WHAT IS NEEDED: Write the material out again in full, exactly.

EXERCISE INPUTS:
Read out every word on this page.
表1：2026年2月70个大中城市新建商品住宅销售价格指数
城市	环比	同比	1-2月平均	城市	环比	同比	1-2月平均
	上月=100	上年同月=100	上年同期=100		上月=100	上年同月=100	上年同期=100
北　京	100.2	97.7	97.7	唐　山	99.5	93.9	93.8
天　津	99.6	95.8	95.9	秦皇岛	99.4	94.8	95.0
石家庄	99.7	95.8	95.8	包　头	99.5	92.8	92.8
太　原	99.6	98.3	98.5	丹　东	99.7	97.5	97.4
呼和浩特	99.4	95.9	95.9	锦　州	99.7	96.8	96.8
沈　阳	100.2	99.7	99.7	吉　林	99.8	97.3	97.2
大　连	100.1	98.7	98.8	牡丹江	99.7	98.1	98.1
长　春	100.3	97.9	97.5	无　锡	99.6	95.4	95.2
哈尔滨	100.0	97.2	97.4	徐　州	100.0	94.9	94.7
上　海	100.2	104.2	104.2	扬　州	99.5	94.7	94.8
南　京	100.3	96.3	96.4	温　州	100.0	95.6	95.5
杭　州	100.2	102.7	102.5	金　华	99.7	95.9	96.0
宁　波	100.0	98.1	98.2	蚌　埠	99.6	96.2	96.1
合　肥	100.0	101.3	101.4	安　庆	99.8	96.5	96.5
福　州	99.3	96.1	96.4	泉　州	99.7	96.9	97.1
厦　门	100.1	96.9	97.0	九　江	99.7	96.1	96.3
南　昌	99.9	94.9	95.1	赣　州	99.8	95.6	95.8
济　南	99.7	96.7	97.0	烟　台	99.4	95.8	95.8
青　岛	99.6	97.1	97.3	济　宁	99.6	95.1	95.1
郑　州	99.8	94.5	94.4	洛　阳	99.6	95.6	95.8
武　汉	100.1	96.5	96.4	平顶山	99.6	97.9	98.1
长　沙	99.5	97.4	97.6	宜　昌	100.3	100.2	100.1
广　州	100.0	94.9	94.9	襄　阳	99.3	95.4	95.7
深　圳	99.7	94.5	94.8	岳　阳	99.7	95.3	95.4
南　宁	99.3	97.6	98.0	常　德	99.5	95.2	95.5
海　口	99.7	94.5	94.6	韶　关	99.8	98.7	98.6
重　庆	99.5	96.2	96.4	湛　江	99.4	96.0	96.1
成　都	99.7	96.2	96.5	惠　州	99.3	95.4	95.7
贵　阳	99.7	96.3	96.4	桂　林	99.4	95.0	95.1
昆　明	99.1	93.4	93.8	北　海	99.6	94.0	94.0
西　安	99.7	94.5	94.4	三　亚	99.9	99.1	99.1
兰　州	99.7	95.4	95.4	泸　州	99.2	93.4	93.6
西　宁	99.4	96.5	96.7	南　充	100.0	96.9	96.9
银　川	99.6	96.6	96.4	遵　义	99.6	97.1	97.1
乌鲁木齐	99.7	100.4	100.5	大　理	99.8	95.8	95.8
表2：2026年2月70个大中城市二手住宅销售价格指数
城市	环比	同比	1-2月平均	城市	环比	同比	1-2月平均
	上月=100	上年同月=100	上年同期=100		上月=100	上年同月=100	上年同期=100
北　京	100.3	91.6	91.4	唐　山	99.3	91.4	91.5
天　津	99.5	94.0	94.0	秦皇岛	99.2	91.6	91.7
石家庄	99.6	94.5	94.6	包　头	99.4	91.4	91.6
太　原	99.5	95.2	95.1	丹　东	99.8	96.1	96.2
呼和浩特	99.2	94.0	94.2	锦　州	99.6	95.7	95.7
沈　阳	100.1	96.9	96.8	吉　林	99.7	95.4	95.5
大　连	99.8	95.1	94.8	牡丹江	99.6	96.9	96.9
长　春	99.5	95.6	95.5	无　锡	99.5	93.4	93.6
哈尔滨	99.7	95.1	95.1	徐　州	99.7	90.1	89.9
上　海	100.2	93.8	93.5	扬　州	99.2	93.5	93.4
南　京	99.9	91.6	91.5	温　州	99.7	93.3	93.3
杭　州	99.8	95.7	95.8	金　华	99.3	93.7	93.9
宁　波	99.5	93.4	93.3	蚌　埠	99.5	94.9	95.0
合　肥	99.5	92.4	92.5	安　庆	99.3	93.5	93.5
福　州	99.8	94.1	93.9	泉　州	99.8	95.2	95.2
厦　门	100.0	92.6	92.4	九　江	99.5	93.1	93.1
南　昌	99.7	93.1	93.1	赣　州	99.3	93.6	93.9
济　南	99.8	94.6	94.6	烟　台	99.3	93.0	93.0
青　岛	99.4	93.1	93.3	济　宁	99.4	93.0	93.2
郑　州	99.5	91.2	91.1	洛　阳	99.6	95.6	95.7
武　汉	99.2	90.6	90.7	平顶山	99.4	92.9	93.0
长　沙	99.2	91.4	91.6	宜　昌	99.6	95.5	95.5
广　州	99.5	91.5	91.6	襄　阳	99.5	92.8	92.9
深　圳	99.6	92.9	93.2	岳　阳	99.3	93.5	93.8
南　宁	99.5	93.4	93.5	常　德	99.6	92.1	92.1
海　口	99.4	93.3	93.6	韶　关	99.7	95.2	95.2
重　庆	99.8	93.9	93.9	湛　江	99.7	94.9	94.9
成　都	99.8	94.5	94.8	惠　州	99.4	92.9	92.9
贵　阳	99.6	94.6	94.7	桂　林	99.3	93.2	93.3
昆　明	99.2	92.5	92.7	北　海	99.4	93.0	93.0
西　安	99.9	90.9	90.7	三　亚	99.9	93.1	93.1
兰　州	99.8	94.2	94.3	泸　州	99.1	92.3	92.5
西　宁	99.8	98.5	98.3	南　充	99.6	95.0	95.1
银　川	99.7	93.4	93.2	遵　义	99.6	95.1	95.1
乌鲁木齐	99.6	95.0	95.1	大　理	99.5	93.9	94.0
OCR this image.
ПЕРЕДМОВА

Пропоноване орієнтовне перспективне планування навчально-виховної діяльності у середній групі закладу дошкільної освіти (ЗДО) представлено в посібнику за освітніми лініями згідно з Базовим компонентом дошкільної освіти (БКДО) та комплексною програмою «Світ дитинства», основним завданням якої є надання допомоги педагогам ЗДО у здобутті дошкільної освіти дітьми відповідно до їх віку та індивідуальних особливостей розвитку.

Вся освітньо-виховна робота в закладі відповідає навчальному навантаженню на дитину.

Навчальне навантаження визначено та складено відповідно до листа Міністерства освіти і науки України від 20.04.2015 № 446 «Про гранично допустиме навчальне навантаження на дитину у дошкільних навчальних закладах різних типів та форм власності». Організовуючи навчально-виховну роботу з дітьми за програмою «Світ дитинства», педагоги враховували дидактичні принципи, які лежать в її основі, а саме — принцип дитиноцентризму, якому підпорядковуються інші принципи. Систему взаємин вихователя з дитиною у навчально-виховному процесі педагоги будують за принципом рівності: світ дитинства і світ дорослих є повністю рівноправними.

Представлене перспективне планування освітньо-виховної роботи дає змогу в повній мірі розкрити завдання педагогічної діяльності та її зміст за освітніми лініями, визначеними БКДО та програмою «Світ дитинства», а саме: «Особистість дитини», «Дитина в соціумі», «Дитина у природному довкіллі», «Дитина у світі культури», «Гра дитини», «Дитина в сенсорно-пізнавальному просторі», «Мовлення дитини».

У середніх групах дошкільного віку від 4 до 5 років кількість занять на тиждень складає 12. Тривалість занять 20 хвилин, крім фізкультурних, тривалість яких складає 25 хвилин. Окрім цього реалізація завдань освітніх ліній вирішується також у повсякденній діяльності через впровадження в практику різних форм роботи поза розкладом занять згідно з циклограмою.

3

RESPONSE:
Read out every word on this page.
表1：2026年2月70个大中城市新建商品住宅销售价格指数
城市	环比	同比	1-2月平均	城市	环比	同比	1-2月平均
	上月=100	上年同月=100	上年同期=100		上月=100	上年同月=100	上年同期=100
北　京	100.2	97.7	97.7	唐　山	99.5	93.9	93.8
天　津	99.6	95.8	95.9	秦皇岛	99.4	94.8	95.0
石家庄	99.7	95.8	95.8	包　头	99.5	92.8	92.8
太　原	99.6	98.3	98.5	丹　东	99.7	97.5	97.4
呼和浩特	99.4	95.9	95.9	锦　州	99.7	96.8	96.8
沈　阳	100.2	99.7	99.7	吉　林	99.8	97.3	97.2
大　连	100.1	98.7	98.8	牡丹江	99.7	98.1	98.1
长　春	100.3	97.9	97.5	无　锡	99.6	95.4	95.2
哈尔滨	100.0	97.2	97.4	徐　州	100.0	94.9	94.7
上　海	100.2	104.2	104.2	扬　州	99.5	94.7	94.8
南　京	100.3	96.3	96.4	温　州	100.0	95.6	95.5
杭　州	100.2	102.7	102.5	金　华	99.7	95.9	96.0
宁　波	100.0	98.1	98.2	蚌　埠	99.6	96.2	96.1
合　肥	100.0	101.3	101.4	安　庆	99.8	96.5	96.5
福　州	99.3	96.1	96.4	泉　州	99.7	96.9	97.1
厦　门	100.1	96.9	97.0	九　江	99.7	96.1	96.3
南　昌	99.9	94.9	95.1	赣　州	99.8	95.6	95.8
济　南	99.7	96.7	97.0	烟　台	99.4	95.8	95.8
青　岛	99.6	97.1	97.3	济　宁	99.6	95.1	95.1
郑　州	99.8	94.5	94.4	洛　阳	99.6	95.6	95.8
武　汉	100.1	96.5	96.4	平顶山	99.6	97.9	98.1
长　沙	99.5	97.4	97.6	宜　昌	100.3	100.2	100.1
广　州	100.0	94.9	94.9	襄　阳	99.3	95.4	95.7
深　圳	99.7	94.5	94.8	岳　阳	99.7	95.3	95.4
南　宁	99.3	97.6	98.0	常　德	99.5	95.2	95.5
海　口	99.7	94.5	94.6	韶　关	99.8	98.7	98.6
重　庆	99.5	96.2	96.4	湛　江	99.4	96.0	96.1
成　都	99.7	96.2	96.5	惠　州	99.3	95.4	95.7
贵　阳	99.7	96.3	96.4	桂　林	99.4	95.0	95.1
昆　明	99.1	93.4	93.8	北　海	99.6	94.0	94.0
西　安	99.7	94.5	94.4	三　亚	99.9	99.1	99.1
兰　州	99.7	95.4	95.4	泸　州	99.2	93.4	93.6
西　宁	99.4	96.5	96.7	南　充	100.0	96.9	96.9
银　川	99.6	96.6	96.4	遵　义	99.6	97.1	97.1
乌鲁木齐	99.7	100.4	100.5	大　理	99.8	95.8	95.8
表2：2026年2月70个大中城市二手住宅销售价格指数
城市	环比	同比	1-2月平均	城市	环比	同比	1-2月平均
	上月=100	上年同月=100	上年同期=100		上月=100	上年同月=100	上年同期=100
北　京	100.3	91.6	91.4	唐　山	99.3	91.4	91.5
天　津	99.5	94.0	94.0	秦皇岛	99.2	91.6	91.7
石家庄	99.6	94.5	94.6	包　头	99.4	91.4	91.6
太　原	99.5	95.2	95.1	丹　东	99.8	96.1	96.2
呼和浩特	99.2	94.0	94.2	锦　州	99.6	95.7	95.7
沈　阳	100.1	96.9	96.8	吉　林	99.7	95.4	95.5
大　连	99.8	95.1	94.8	牡丹江	99.6	96.9	96.9
长　春	99.5	95.6	95.5	无　锡	99.5	93.4	93.6
哈尔滨	99.7	95.1	95.1	徐　州	99.7	90.1	89.9
上　海	100.2	93.8	93.5	扬　州	99.2	93.5	93.4
南　京	99.9	91.6	91.5	温　州	99.7	93.3	93.3
杭　州	99.8	95.7	95.8	金　华	99.3	93.7	93.9
宁　波	99.5	93.4	93.3	蚌　埠	99.5	94.9	95.0
合　肥	99.5	92.4	92.5	安　庆	99.3	93.5	93.5
福　州	99.8	94.1	93.9	泉　州	99.8	95.2	95.2
厦　门	100.0	92.6	92.4	九　江	99.5	93.1	93.1
南　昌	99.7	93.1	93.1	赣　州	99.3	93.6	93.9
济　南	99.8	94.6	94.6	烟　台	99.3	93.0	93.0
青　岛	99.4	93.1	93.3	济　宁	99.4	93.0	93.2
郑　州	99.5	91.2	91.1	洛　阳	99.6	95.6	95.7
武　汉	99.2	90.6	90.7	平顶山	99.4	92.9	93.0
长　沙	99.2	91.4	91.6	宜　昌	99.6	95.5	95.5
广　州	99.5	91.5	91.6	襄　阳	99.5	92.8	92.9
深　圳	99.6	92.9	93.2	岳　阳	99.3	93.5	93.8
南　宁	99.5	93.4	93.5	常　德	99.6	92.1	92.1
海　口	99.4	93.3	93.6	韶　关	99.7	95.2	95.2
重　庆	99.8	93.9	93.9	湛　江	99.7	94.9	94.9
成　都	99.8	94.5	94.8	惠　州	99.4	92.9	92.9
贵　阳	99.6	94.6	94.7	桂　林	99.3	93.2	93.3
昆　明	99.2	92.5	92.7	北　海	99.4	93.0	93.0
西　安	99.9	90.9	90.7	三　亚	99.9	93.1	93.1
兰　州	99.8	94.2	94.3	泸　州	99.1	92.3	92.5
西　宁	99.8	98.5	98.3	南　充	99.6	95.0	95.1
银　川	99.7	93.4	93.2	遵　义	99.6	95.1	95.1
乌鲁木齐	99.6	95.0	95.1	大　理	99.5	93.9	94.0
OCR this image.
ПЕРЕДМОВА

Пропоноване орієнтовне перспективне планування навчально-виховної діяльності у середній групі закладу дошкільної освіти (ЗДО) представлено в посібнику за освітніми лініями згідно з Базовим компонентом дошкільної освіти (БКДО) та комплексною програмою «Світ дитинства», основним завданням якої є надання допомоги педагогам ЗДО у здобутті дошкільної освіти дітьми відповідно до їх віку та індивідуальних особливостей розвитку.

Вся освітньо-виховна робота в закладі відповідає навчальному навантаженню на дитину.

Навчальне навантаження визначено та складено відповідно до листа Міністерства освіти і науки України від 20.04.2015 № 446 «Про гранично допустиме навчальне навантаження на дитину у дошкільних навчальних закладах різних типів та форм власності». Організовуючи навчально-виховну роботу з дітьми за програмою «Світ дитинства», педагоги враховували дидактичні принципи, які лежать в її основі, а саме — принцип дитиноцентризму, якому підпорядковуються інші принципи. Систему взаємин вихователя з дитиною у навчально-виховному процесі педагоги будують за принципом рівності: світ дитинства і світ дорослих є повністю рівноправними.

Представлене перспективне планування освітньо-виховної роботи дає змогу в повній мірі розкрити завдання педагогічної діяльності та її зміст за освітніми лініями, визначеними БКДО та програмою «Світ дитинства», а саме: «Особистість дитини», «Дитина в соціумі», «Дитина у природному довкіллі», «Дитина у світі культури», «Гра дитини», «Дитина в сенсорно-пізнавальному просторі», «Мовлення дитини».

У середніх групах дошкільного віку від 4 до 5 років кількість занять на тиждень складає 12. Тривалість занять 20 хвилин, крім фізкультурних, тривалість яких складає 25 хвилин. Окрім цього реалізація завдань освітніх ліній вирішується також у повсякденній діяльності через впровадження в практику різних форм роботи поза розкладом занять згідно з циклограмою.

3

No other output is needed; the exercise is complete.